▶ [Text section]:
Not only is the permission of the government necessary before an Indian tribe may commence suit against the government, but also no contract that the tribe may make with an attorney to represent it either in the court or before Congress has any validity unless it is approved by the Secretary of the Interior.61 The position of the government as at once the Indian suitor's guardian and the adverse party to the suit is an anomalous one, but one that must be assumed if the Indians are to be protected against certain unscrupulous and designing attorneys. The prosecution of Indian tribal claims from the introduction of the jurisdictional bill in Congress to the final payment of the judgment is an extremely specialized proceeding. Ability to secure favorable action from Congress, knowledge of Indian history, familiarity with the records of the Interior Department and of the General Accounting Office, and experience in practice before the Court of Claims are qualifications possessed by but few. The result has been that the bulk of Indian litigation is handled by a comparatively small group of attorneys in Washington who either hold original powers of attorney from their Indian clients or else have an interest in the suit by way of assignment.

The task of the government in approving the contracts of Indian tribal attorneys is made more arduous by the difficulty of getting united action owing to the existence of factions among the Indians and Indian politics, which lead one group to insist on the selection of this attorney and another group to insist on the selection of the other, present a delicate situation which has to be handled with extreme care in order to avoid disastrous results. The Department must avoid the Scylla and Charybdis of incompetent representation of the Indians and undue dictation in the choice of legal representatives. To lay down any rules to govern the selection of tribal attorneys seems impossible. At times the Indians without governmental direction will be able to select competent help. At other times the submission by the Commissioner of Indian Affairs of a list of suitable attorneys from which the tribe may make a selection seems the best procedure; but to adopt this as a settled policy would in many instances be an arbitrary method of doing business and might give basis to the charge that a monopoly in Indian tribal business was being created.

▶ [Parts of the exercise]:
**a.** According to the passage on Indian tribal claims, whose approval does a tribe's contract with an attorney need in order to be valid?
**b.** Continue the passage on Indian tribal claims and attorney contracts from its final sentence.

▶ [Entries provided]:
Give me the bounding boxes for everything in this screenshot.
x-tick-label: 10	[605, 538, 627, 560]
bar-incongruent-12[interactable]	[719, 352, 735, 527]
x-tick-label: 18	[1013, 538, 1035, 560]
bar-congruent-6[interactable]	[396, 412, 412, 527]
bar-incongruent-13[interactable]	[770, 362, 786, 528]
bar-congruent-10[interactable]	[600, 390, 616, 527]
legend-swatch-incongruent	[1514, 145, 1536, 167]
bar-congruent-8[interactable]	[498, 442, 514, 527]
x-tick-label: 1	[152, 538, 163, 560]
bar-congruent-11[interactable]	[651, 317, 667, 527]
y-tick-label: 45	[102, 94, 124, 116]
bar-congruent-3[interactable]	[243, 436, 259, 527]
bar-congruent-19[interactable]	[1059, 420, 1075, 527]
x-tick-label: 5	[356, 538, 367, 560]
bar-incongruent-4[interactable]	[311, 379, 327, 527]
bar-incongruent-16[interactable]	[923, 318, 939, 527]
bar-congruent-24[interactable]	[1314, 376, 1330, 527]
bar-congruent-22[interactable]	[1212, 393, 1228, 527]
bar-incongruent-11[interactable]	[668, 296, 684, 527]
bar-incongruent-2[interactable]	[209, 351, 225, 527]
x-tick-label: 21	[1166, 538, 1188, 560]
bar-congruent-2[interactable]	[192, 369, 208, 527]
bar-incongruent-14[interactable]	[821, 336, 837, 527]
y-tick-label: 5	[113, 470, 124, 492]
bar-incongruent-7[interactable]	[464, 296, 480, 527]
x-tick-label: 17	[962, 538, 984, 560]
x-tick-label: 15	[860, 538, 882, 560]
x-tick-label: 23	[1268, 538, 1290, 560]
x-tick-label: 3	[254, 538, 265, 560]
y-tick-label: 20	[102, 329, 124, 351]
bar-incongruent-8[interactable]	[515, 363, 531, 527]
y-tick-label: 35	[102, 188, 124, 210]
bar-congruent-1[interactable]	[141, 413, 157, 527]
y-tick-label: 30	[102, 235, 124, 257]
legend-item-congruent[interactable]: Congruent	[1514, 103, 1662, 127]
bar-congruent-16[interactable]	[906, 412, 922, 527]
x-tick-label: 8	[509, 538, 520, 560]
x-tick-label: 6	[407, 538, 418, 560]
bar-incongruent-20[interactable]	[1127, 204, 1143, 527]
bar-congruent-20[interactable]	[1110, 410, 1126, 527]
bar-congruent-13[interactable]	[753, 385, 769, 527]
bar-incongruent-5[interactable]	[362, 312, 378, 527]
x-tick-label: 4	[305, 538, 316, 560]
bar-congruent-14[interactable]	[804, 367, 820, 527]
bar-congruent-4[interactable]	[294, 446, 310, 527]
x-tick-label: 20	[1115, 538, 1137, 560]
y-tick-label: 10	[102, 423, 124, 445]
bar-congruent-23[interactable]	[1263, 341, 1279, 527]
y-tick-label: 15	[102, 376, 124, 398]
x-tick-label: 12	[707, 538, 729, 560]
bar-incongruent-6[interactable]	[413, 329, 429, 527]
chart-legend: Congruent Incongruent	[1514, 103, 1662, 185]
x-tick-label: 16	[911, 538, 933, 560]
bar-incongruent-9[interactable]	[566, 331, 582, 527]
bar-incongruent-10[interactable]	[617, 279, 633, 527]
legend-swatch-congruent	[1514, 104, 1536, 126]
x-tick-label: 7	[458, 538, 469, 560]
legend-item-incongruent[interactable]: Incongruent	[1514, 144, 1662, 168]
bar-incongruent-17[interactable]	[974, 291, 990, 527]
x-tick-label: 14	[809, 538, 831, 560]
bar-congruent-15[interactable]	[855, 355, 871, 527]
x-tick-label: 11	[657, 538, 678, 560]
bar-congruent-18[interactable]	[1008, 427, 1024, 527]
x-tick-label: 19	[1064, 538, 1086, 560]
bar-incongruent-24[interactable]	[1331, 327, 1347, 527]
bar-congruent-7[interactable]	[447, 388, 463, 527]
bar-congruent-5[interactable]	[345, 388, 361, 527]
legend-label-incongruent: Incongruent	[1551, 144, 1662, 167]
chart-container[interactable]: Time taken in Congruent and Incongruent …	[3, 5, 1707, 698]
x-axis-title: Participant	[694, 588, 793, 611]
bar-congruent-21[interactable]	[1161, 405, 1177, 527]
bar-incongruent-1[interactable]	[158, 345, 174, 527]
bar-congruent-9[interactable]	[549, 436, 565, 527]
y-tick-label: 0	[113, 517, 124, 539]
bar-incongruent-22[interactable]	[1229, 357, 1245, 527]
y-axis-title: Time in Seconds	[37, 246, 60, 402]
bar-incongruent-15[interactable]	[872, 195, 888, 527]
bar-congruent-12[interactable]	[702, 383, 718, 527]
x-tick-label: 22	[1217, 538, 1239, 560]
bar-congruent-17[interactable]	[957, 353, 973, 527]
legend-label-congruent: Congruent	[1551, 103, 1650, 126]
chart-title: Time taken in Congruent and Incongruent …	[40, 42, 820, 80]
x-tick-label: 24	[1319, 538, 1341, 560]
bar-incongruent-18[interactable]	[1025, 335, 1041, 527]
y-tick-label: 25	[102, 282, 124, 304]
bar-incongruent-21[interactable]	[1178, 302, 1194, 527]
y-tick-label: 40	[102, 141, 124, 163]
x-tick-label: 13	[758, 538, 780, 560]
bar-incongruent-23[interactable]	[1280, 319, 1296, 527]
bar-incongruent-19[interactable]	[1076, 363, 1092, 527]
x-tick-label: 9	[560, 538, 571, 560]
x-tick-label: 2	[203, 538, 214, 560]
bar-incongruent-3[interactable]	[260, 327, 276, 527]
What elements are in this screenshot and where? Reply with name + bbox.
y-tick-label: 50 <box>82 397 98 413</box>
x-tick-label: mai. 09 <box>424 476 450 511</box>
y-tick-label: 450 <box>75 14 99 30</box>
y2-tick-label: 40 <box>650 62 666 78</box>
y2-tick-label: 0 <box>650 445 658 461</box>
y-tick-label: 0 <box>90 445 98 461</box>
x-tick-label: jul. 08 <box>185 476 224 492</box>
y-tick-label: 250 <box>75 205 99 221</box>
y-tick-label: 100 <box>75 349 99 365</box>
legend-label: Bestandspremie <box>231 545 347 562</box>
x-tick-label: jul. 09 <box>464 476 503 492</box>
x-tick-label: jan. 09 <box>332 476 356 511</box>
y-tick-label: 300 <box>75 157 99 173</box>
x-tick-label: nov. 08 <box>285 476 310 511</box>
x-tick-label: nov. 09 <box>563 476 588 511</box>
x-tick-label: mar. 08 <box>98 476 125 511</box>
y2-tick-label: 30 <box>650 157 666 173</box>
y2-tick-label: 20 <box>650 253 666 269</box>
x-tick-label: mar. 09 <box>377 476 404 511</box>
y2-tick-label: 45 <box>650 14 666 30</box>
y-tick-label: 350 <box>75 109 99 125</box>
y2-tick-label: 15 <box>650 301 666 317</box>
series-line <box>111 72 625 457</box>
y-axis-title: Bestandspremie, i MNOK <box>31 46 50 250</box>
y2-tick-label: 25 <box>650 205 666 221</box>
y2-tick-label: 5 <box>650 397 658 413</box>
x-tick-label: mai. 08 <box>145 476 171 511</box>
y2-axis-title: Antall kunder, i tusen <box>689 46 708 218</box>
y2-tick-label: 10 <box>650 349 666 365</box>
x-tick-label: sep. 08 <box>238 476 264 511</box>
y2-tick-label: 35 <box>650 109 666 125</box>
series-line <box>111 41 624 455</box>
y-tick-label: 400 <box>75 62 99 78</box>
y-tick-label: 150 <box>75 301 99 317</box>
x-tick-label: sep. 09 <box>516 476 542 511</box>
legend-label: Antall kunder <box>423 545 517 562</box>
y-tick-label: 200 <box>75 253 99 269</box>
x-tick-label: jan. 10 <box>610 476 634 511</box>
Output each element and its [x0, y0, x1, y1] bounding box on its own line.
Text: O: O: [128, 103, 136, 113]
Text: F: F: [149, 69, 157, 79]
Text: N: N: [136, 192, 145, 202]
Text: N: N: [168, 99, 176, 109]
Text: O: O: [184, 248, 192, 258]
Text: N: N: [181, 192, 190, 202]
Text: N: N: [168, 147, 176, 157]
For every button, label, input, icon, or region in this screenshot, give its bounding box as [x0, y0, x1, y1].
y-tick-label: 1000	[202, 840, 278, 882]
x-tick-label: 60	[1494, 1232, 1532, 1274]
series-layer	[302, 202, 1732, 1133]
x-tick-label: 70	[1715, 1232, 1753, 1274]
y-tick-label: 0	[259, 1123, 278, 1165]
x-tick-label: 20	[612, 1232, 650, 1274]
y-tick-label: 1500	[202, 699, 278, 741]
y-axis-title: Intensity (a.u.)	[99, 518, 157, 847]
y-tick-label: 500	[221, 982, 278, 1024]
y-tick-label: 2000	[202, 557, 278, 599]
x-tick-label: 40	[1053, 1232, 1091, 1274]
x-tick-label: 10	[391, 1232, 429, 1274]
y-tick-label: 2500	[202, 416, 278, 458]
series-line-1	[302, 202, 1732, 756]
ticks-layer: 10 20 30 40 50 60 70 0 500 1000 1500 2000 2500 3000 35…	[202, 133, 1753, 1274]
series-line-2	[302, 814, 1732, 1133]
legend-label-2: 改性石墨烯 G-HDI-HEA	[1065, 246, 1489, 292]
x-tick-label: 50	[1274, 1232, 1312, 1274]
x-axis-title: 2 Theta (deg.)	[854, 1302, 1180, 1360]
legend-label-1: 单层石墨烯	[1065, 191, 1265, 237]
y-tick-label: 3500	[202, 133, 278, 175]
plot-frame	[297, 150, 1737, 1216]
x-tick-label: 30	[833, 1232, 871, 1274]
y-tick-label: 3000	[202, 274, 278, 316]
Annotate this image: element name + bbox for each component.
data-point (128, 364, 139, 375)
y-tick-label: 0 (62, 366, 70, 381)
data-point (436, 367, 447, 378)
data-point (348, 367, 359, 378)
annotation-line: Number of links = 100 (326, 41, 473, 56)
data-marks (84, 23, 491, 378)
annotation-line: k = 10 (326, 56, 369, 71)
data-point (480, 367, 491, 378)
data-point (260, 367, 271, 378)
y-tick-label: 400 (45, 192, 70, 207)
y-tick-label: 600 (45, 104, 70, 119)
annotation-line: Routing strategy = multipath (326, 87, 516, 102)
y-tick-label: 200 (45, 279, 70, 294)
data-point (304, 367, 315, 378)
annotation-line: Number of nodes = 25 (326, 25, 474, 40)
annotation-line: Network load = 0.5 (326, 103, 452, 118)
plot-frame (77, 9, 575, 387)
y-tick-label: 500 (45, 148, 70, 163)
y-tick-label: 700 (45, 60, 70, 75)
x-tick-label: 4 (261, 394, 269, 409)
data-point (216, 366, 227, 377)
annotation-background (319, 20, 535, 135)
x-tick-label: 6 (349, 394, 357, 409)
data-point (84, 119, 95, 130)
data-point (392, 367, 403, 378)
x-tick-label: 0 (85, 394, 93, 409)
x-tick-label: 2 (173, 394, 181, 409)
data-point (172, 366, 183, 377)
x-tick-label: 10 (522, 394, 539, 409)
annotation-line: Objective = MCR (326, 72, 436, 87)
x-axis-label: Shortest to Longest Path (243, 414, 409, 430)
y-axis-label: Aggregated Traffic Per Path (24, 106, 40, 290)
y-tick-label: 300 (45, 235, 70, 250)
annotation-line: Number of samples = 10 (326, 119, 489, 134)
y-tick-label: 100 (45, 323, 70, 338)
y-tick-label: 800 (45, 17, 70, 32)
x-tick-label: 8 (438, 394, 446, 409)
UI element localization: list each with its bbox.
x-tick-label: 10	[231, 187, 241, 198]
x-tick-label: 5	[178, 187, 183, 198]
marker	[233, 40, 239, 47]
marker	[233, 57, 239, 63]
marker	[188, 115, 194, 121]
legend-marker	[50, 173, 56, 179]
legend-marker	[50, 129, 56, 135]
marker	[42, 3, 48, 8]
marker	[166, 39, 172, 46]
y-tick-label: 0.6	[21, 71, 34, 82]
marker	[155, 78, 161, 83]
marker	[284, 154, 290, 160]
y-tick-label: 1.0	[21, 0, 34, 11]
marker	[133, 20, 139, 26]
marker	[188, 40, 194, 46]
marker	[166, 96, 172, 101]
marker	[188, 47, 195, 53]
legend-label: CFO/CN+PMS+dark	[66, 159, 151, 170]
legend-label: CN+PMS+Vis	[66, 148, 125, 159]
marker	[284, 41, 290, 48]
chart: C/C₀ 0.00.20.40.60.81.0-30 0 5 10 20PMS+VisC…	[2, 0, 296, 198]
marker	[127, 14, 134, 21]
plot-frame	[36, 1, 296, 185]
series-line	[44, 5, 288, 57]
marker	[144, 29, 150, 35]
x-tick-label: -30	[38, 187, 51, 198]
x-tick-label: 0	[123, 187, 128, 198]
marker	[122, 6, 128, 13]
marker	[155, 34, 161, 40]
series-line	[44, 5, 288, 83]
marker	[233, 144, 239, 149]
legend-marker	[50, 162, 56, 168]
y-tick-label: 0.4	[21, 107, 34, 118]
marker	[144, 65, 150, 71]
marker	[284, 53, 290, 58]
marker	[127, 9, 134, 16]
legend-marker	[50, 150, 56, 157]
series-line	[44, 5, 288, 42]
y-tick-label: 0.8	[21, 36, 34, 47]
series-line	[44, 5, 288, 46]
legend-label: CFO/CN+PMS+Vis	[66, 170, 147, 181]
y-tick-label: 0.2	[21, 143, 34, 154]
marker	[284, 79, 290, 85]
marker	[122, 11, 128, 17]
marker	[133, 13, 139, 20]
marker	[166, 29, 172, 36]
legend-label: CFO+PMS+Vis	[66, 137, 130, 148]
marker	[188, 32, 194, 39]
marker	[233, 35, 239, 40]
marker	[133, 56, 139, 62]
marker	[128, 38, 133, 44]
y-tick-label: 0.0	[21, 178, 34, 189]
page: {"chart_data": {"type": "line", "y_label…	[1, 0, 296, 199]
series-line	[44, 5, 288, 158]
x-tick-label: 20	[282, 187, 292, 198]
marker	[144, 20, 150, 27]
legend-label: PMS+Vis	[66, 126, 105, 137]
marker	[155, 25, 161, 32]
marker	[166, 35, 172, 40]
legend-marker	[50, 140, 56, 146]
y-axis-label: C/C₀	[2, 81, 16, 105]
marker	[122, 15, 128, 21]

▶ [Answers provided]:
**a.** The Secretary of the Interior.

**b.**
Although the terms of the attorneys' contracts naturally vary with the individual case, certain general provisions are common. In the conduct of the case the attorneys are made subject to the supervision and direction of the Commissioner of Indian Affairs and the Secretary of the Interior, and they can make no compromise or other settlement of the case without the Secretary's approval. The contract may also be terminated by the Department for cause and upon due notice. Although naturally some objection has been raised to this unusual power, no evidence has been found that in actual practice the attorneys have been hindered in the conduct of the litigation.

A much more common complaint is directed to the provisions as to fees. The recovery of a fee is contingent on the success of the suit and is to be determined by the Court of Claims but is not to exceed 10 percent of the amount of recovery with a usual maximum of $25,000. The attorneys must also advance the costs of the suit, which are considerable on account of the printing of the pleadings and briefs; the long trips between Washington and the Indian country; and the necessity for voluminous depositions in many cases. As these advancements must be borne by the attorneys in case the suit is unsuccessful, tribal litigation naturally fails to attract the more successful attorneys who are in a position to choose or refuse the cases offered them. Where there are tribal funds, the expedient of reimbursing the attorneys, after departmental approval, for expenses incurred has much to commend it; and where no such funds exist, it is suggested that a congressional appropriation to cover expenses should be made. The $25,000 limit on the fee should be raised in some cases, for the difficulty of preparing the cases is great, and several years of effort are required before the matter is finally settled. This course is particularly desirable in view of the fact that the allowance of the fee in any case may be made subject to the control of the Court of Claims. In the recent Chippewa cases a yearly stipend is paid from the tribal fund, instead of the customary contingent fee. It is too early to judge how satisfactory this device will be.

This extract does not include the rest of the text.